## INSTRUCTIONS FOR THE TASK:
Output the data below in full, byte for byte. Nothing may differ.

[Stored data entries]

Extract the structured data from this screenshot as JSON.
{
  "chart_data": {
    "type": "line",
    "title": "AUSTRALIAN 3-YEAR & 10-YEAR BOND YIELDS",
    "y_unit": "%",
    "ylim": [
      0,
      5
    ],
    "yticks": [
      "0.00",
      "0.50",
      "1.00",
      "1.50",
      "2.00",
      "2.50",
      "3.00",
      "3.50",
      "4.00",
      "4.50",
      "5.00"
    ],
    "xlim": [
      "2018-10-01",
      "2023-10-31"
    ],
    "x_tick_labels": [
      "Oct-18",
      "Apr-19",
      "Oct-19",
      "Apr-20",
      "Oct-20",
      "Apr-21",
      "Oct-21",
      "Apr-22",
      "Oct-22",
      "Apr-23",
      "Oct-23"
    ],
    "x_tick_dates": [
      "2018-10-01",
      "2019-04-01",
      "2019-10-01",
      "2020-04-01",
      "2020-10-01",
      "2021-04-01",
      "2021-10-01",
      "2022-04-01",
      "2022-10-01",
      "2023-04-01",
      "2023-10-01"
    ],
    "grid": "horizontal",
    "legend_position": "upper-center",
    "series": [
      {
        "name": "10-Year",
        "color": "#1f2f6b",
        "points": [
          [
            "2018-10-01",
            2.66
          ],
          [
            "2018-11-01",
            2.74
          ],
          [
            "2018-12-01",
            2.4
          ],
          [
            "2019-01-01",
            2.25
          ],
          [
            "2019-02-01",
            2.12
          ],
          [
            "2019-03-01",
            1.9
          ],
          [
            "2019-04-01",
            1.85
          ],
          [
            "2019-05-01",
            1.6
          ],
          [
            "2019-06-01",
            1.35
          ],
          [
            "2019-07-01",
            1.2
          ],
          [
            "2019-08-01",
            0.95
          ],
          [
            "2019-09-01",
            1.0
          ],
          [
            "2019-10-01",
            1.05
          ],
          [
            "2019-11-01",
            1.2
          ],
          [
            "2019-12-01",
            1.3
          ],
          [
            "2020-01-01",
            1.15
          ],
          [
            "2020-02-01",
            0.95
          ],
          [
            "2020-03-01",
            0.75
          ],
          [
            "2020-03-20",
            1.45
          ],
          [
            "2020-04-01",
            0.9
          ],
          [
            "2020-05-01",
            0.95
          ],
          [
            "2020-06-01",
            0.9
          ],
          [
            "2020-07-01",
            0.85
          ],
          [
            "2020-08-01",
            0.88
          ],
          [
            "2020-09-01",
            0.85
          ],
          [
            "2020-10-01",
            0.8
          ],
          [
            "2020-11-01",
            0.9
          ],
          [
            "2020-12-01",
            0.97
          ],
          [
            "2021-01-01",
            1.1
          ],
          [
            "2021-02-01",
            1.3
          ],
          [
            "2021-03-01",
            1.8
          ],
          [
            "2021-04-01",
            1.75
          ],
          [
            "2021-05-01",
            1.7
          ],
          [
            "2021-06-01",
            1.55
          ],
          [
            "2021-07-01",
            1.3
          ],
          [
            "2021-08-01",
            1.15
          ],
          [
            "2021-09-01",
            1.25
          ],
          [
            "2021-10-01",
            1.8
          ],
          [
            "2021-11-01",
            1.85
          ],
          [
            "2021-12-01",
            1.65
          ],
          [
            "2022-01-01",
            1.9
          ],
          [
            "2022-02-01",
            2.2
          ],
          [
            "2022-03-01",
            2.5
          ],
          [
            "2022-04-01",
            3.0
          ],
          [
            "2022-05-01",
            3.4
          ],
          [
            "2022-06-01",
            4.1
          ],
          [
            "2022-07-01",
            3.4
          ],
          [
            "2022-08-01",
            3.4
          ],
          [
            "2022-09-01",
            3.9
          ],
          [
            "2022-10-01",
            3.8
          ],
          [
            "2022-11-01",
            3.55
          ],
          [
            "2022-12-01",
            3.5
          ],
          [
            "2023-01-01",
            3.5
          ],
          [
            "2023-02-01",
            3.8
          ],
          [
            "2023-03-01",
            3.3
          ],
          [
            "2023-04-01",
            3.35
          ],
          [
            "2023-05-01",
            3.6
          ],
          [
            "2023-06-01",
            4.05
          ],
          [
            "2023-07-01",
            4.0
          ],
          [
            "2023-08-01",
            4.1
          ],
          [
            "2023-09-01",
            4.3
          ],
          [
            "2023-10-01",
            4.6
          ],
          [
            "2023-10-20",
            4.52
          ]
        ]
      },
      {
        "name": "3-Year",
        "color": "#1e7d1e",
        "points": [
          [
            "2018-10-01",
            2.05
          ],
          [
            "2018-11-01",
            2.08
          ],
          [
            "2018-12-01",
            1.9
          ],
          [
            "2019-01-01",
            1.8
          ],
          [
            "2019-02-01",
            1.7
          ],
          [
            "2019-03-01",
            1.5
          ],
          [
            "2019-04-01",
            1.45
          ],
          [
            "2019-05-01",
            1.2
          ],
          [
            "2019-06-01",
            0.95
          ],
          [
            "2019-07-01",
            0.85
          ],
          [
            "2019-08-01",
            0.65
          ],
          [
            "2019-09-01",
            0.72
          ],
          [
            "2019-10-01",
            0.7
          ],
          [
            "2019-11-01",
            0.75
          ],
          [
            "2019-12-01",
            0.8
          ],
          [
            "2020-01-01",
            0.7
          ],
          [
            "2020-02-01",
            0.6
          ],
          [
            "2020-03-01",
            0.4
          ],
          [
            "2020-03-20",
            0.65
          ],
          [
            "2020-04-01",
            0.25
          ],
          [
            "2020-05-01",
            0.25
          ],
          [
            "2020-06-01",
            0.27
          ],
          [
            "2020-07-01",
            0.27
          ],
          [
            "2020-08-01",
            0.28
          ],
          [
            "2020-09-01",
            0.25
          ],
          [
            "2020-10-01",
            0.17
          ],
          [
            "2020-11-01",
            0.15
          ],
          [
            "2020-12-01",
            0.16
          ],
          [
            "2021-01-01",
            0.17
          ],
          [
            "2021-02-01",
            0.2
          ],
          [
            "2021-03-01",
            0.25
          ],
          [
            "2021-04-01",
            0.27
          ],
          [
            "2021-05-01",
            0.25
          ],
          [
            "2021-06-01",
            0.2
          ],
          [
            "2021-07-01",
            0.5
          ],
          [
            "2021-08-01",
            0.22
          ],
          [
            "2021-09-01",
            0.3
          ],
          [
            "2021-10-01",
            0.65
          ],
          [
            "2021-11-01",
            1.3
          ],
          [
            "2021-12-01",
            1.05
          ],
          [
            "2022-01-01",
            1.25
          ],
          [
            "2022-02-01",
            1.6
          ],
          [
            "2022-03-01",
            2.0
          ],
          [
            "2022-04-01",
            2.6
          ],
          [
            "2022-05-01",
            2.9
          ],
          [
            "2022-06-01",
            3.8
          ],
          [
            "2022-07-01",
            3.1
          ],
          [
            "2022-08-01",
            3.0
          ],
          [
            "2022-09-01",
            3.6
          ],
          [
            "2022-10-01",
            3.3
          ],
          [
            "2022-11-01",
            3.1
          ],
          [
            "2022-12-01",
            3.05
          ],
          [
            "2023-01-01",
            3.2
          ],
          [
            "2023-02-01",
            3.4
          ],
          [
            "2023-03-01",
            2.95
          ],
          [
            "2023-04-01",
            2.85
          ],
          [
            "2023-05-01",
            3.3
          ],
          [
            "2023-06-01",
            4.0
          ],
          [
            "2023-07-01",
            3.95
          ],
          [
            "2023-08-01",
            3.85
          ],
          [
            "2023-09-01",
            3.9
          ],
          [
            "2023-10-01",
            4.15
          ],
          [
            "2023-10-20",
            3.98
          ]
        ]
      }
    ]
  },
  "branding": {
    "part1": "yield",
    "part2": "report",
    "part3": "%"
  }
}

## FULL RESPONSE:
Extract the structured data from this screenshot as JSON.
{
  "chart_data": {
    "type": "line",
    "title": "AUSTRALIAN 3-YEAR & 10-YEAR BOND YIELDS",
    "y_unit": "%",
    "ylim": [
      0,
      5
    ],
    "yticks": [
      "0.00",
      "0.50",
      "1.00",
      "1.50",
      "2.00",
      "2.50",
      "3.00",
      "3.50",
      "4.00",
      "4.50",
      "5.00"
    ],
    "xlim": [
      "2018-10-01",
      "2023-10-31"
    ],
    "x_tick_labels": [
      "Oct-18",
      "Apr-19",
      "Oct-19",
      "Apr-20",
      "Oct-20",
      "Apr-21",
      "Oct-21",
      "Apr-22",
      "Oct-22",
      "Apr-23",
      "Oct-23"
    ],
    "x_tick_dates": [
      "2018-10-01",
      "2019-04-01",
      "2019-10-01",
      "2020-04-01",
      "2020-10-01",
      "2021-04-01",
      "2021-10-01",
      "2022-04-01",
      "2022-10-01",
      "2023-04-01",
      "2023-10-01"
    ],
    "grid": "horizontal",
    "legend_position": "upper-center",
    "series": [
      {
        "name": "10-Year",
        "color": "#1f2f6b",
        "points": [
          [
            "2018-10-01",
            2.66
          ],
          [
            "2018-11-01",
            2.74
          ],
          [
            "2018-12-01",
            2.4
          ],
          [
            "2019-01-01",
            2.25
          ],
          [
            "2019-02-01",
            2.12
          ],
          [
            "2019-03-01",
            1.9
          ],
          [
            "2019-04-01",
            1.85
          ],
          [
            "2019-05-01",
            1.6
          ],
          [
            "2019-06-01",
            1.35
          ],
          [
            "2019-07-01",
            1.2
          ],
          [
            "2019-08-01",
            0.95
          ],
          [
            "2019-09-01",
            1.0
          ],
          [
            "2019-10-01",
            1.05
          ],
          [
            "2019-11-01",
            1.2
          ],
          [
            "2019-12-01",
            1.3
          ],
          [
            "2020-01-01",
            1.15
          ],
          [
            "2020-02-01",
            0.95
          ],
          [
            "2020-03-01",
            0.75
          ],
          [
            "2020-03-20",
            1.45
          ],
          [
            "2020-04-01",
            0.9
          ],
          [
            "2020-05-01",
            0.95
          ],
          [
            "2020-06-01",
            0.9
          ],
          [
            "2020-07-01",
            0.85
          ],
          [
            "2020-08-01",
            0.88
          ],
          [
            "2020-09-01",
            0.85
          ],
          [
            "2020-10-01",
            0.8
          ],
          [
            "2020-11-01",
            0.9
          ],
          [
            "2020-12-01",
            0.97
          ],
          [
            "2021-01-01",
            1.1
          ],
          [
            "2021-02-01",
            1.3
          ],
          [
            "2021-03-01",
            1.8
          ],
          [
            "2021-04-01",
            1.75
          ],
          [
            "2021-05-01",
            1.7
          ],
          [
            "2021-06-01",
            1.55
          ],
          [
            "2021-07-01",
            1.3
          ],
          [
            "2021-08-01",
            1.15
          ],
          [
            "2021-09-01",
            1.25
          ],
          [
            "2021-10-01",
            1.8
          ],
          [
            "2021-11-01",
            1.85
          ],
          [
            "2021-12-01",
            1.65
          ],
          [
            "2022-01-01",
            1.9
          ],
          [
            "2022-02-01",
            2.2
          ],
          [
            "2022-03-01",
            2.5
          ],
          [
            "2022-04-01",
            3.0
          ],
          [
            "2022-05-01",
            3.4
          ],
          [
            "2022-06-01",
            4.1
          ],
          [
            "2022-07-01",
            3.4
          ],
          [
            "2022-08-01",
            3.4
          ],
          [
            "2022-09-01",
            3.9
          ],
          [
            "2022-10-01",
            3.8
          ],
          [
            "2022-11-01",
            3.55
          ],
          [
            "2022-12-01",
            3.5
          ],
          [
            "2023-01-01",
            3.5
          ],
          [
            "2023-02-01",
            3.8
          ],
          [
            "2023-03-01",
            3.3
          ],
          [
            "2023-04-01",
            3.35
          ],
          [
            "2023-05-01",
            3.6
          ],
          [
            "2023-06-01",
            4.05
          ],
          [
            "2023-07-01",
            4.0
          ],
          [
            "2023-08-01",
            4.1
          ],
          [
            "2023-09-01",
            4.3
          ],
          [
            "2023-10-01",
            4.6
          ],
          [
            "2023-10-20",
            4.52
          ]
        ]
      },
      {
        "name": "3-Year",
        "color": "#1e7d1e",
        "points": [
          [
            "2018-10-01",
            2.05
          ],
          [
            "2018-11-01",
            2.08
          ],
          [
            "2018-12-01",
            1.9
          ],
          [
            "2019-01-01",
            1.8
          ],
          [
            "2019-02-01",
            1.7
          ],
          [
            "2019-03-01",
            1.5
          ],
          [
            "2019-04-01",
            1.45
          ],
          [
            "2019-05-01",
            1.2
          ],
          [
            "2019-06-01",
            0.95
          ],
          [
            "2019-07-01",
            0.85
          ],
          [
            "2019-08-01",
            0.65
          ],
          [
            "2019-09-01",
            0.72
          ],
          [
            "2019-10-01",
            0.7
          ],
          [
            "2019-11-01",
            0.75
          ],
          [
            "2019-12-01",
            0.8
          ],
          [
            "2020-01-01",
            0.7
          ],
          [
            "2020-02-01",
            0.6
          ],
          [
            "2020-03-01",
            0.4
          ],
          [
            "2020-03-20",
            0.65
          ],
          [
            "2020-04-01",
            0.25
          ],
          [
            "2020-05-01",
            0.25
          ],
          [
            "2020-06-01",
            0.27
          ],
          [
            "2020-07-01",
            0.27
          ],
          [
            "2020-08-01",
            0.28
          ],
          [
            "2020-09-01",
            0.25
          ],
          [
            "2020-10-01",
            0.17
          ],
          [
            "2020-11-01",
            0.15
          ],
          [
            "2020-12-01",
            0.16
          ],
          [
            "2021-01-01",
            0.17
          ],
          [
            "2021-02-01",
            0.2
          ],
          [
            "2021-03-01",
            0.25
          ],
          [
            "2021-04-01",
            0.27
          ],
          [
            "2021-05-01",
            0.25
          ],
          [
            "2021-06-01",
            0.2
          ],
          [
            "2021-07-01",
            0.5
          ],
          [
            "2021-08-01",
            0.22
          ],
          [
            "2021-09-01",
            0.3
          ],
          [
            "2021-10-01",
            0.65
          ],
          [
            "2021-11-01",
            1.3
          ],
          [
            "2021-12-01",
            1.05
          ],
          [
            "2022-01-01",
            1.25
          ],
          [
            "2022-02-01",
            1.6
          ],
          [
            "2022-03-01",
            2.0
          ],
          [
            "2022-04-01",
            2.6
          ],
          [
            "2022-05-01",
            2.9
          ],
          [
            "2022-06-01",
            3.8
          ],
          [
            "2022-07-01",
            3.1
          ],
          [
            "2022-08-01",
            3.0
          ],
          [
            "2022-09-01",
            3.6
          ],
          [
            "2022-10-01",
            3.3
          ],
          [
            "2022-11-01",
            3.1
          ],
          [
            "2022-12-01",
            3.05
          ],
          [
            "2023-01-01",
            3.2
          ],
          [
            "2023-02-01",
            3.4
          ],
          [
            "2023-03-01",
            2.95
          ],
          [
            "2023-04-01",
            2.85
          ],
          [
            "2023-05-01",
            3.3
          ],
          [
            "2023-06-01",
            4.0
          ],
          [
            "2023-07-01",
            3.95
          ],
          [
            "2023-08-01",
            3.85
          ],
          [
            "2023-09-01",
            3.9
          ],
          [
            "2023-10-01",
            4.15
          ],
          [
            "2023-10-20",
            3.98
          ]
        ]
      }
    ]
  },
  "branding": {
    "part1": "yield",
    "part2": "report",
    "part3": "%"
  }
}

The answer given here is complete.